**JOB**
Please retype the data in full and exactly; the pictures are not part of the copy.
------------------------------
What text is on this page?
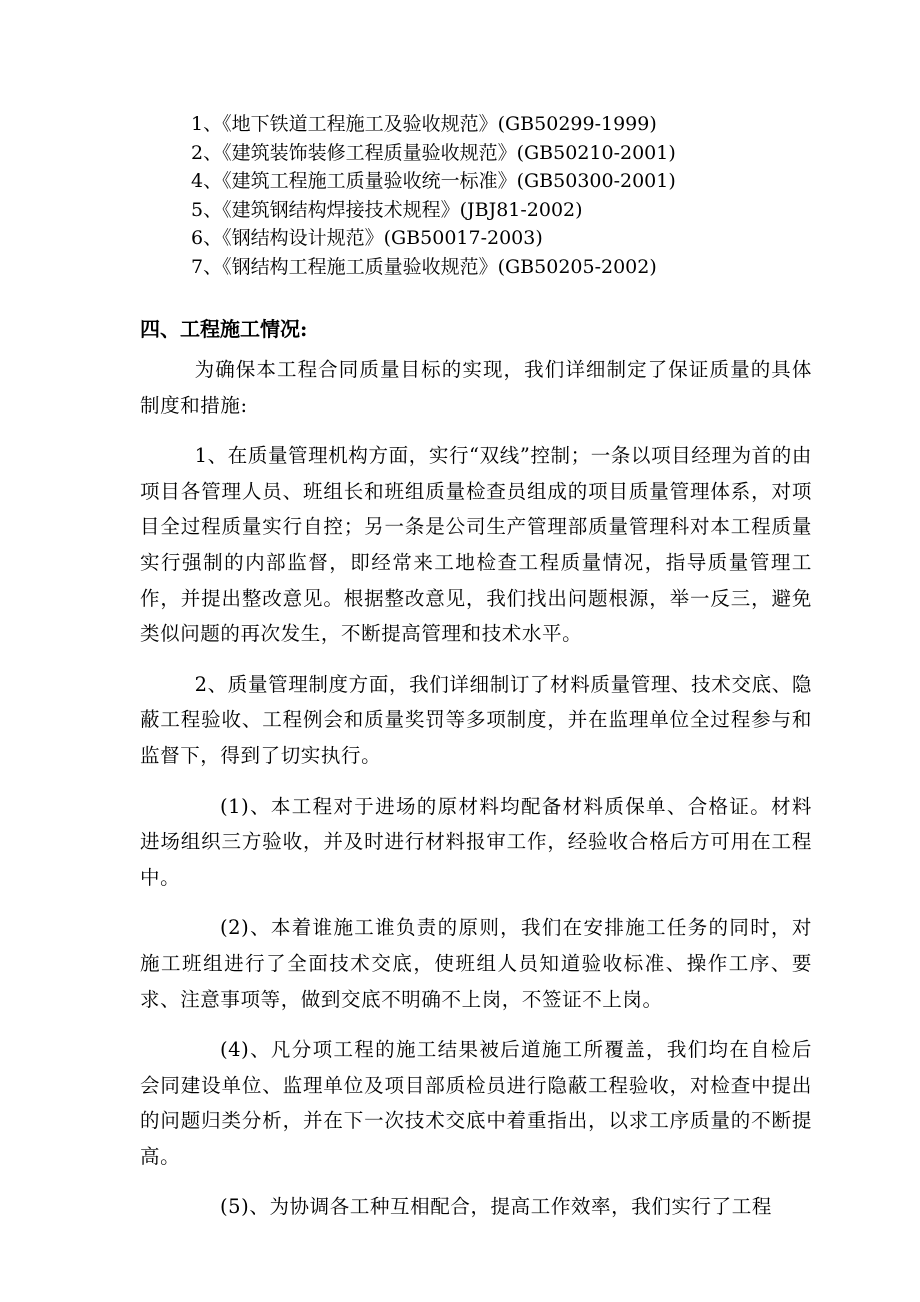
1、《地下铁道工程施工及验收规范》(GB50299-1999)
2、《建筑装饰装修工程质量验收规范》(GB50210-2001)
4、《建筑工程施工质量验收统一标准》(GB50300-2001)
5、《建筑钢结构焊接技术规程》(JBJ81-2002)
6、《钢结构设计规范》(GB50017-2003)
7、《钢结构工程施工质量验收规范》(GB50205-2002)
四、工程施工情况:

为确保本工程合同质量目标的实现，我们详细制定了保证质量的具体制度和措施:

1、在质量管理机构方面，实行“双线”控制；一条以项目经理为首的由项目各管理人员、班组长和班组质量检查员组成的项目质量管理体系，对项目全过程质量实行自控；另一条是公司生产管理部质量管理科对本工程质量实行强制的内部监督，即经常来工地检查工程质量情况，指导质量管理工作，并提出整改意见。根据整改意见，我们找出问题根源，举一反三，避免类似问题的再次发生，不断提高管理和技术水平。

2、质量管理制度方面，我们详细制订了材料质量管理、技术交底、隐蔽工程验收、工程例会和质量奖罚等多项制度，并在监理单位全过程参与和监督下，得到了切实执行。

(1)、本工程对于进场的原材料均配备材料质保单、合格证。材料进场组织三方验收，并及时进行材料报审工作，经验收合格后方可用在工程中。

(2)、本着谁施工谁负责的原则，我们在安排施工任务的同时，对施工班组进行了全面技术交底，使班组人员知道验收标准、操作工序、要求、注意事项等，做到交底不明确不上岗，不签证不上岗。

(4)、凡分项工程的施工结果被后道施工所覆盖，我们均在自检后会同建设单位、监理单位及项目部质检员进行隐蔽工程验收，对检查中提出的问题归类分析，并在下一次技术交底中着重指出，以求工序质量的不断提高。

(5)、为协调各工种互相配合，提高工作效率，我们实行了工程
------------------------------
**OUTPUT OF THE TASK**
What text is on this page?
1、《地下铁道工程施工及验收规范》(GB50299-1999)
2、《建筑装饰装修工程质量验收规范》(GB50210-2001)
4、《建筑工程施工质量验收统一标准》(GB50300-2001)
5、《建筑钢结构焊接技术规程》(JBJ81-2002)
6、《钢结构设计规范》(GB50017-2003)
7、《钢结构工程施工质量验收规范》(GB50205-2002)
四、工程施工情况:

为确保本工程合同质量目标的实现，我们详细制定了保证质量的具体制度和措施:

1、在质量管理机构方面，实行“双线”控制；一条以项目经理为首的由项目各管理人员、班组长和班组质量检查员组成的项目质量管理体系，对项目全过程质量实行自控；另一条是公司生产管理部质量管理科对本工程质量实行强制的内部监督，即经常来工地检查工程质量情况，指导质量管理工作，并提出整改意见。根据整改意见，我们找出问题根源，举一反三，避免类似问题的再次发生，不断提高管理和技术水平。

2、质量管理制度方面，我们详细制订了材料质量管理、技术交底、隐蔽工程验收、工程例会和质量奖罚等多项制度，并在监理单位全过程参与和监督下，得到了切实执行。

(1)、本工程对于进场的原材料均配备材料质保单、合格证。材料进场组织三方验收，并及时进行材料报审工作，经验收合格后方可用在工程中。

(2)、本着谁施工谁负责的原则，我们在安排施工任务的同时，对施工班组进行了全面技术交底，使班组人员知道验收标准、操作工序、要求、注意事项等，做到交底不明确不上岗，不签证不上岗。

(4)、凡分项工程的施工结果被后道施工所覆盖，我们均在自检后会同建设单位、监理单位及项目部质检员进行隐蔽工程验收，对检查中提出的问题归类分析，并在下一次技术交底中着重指出，以求工序质量的不断提高。

(5)、为协调各工种互相配合，提高工作效率，我们实行了工程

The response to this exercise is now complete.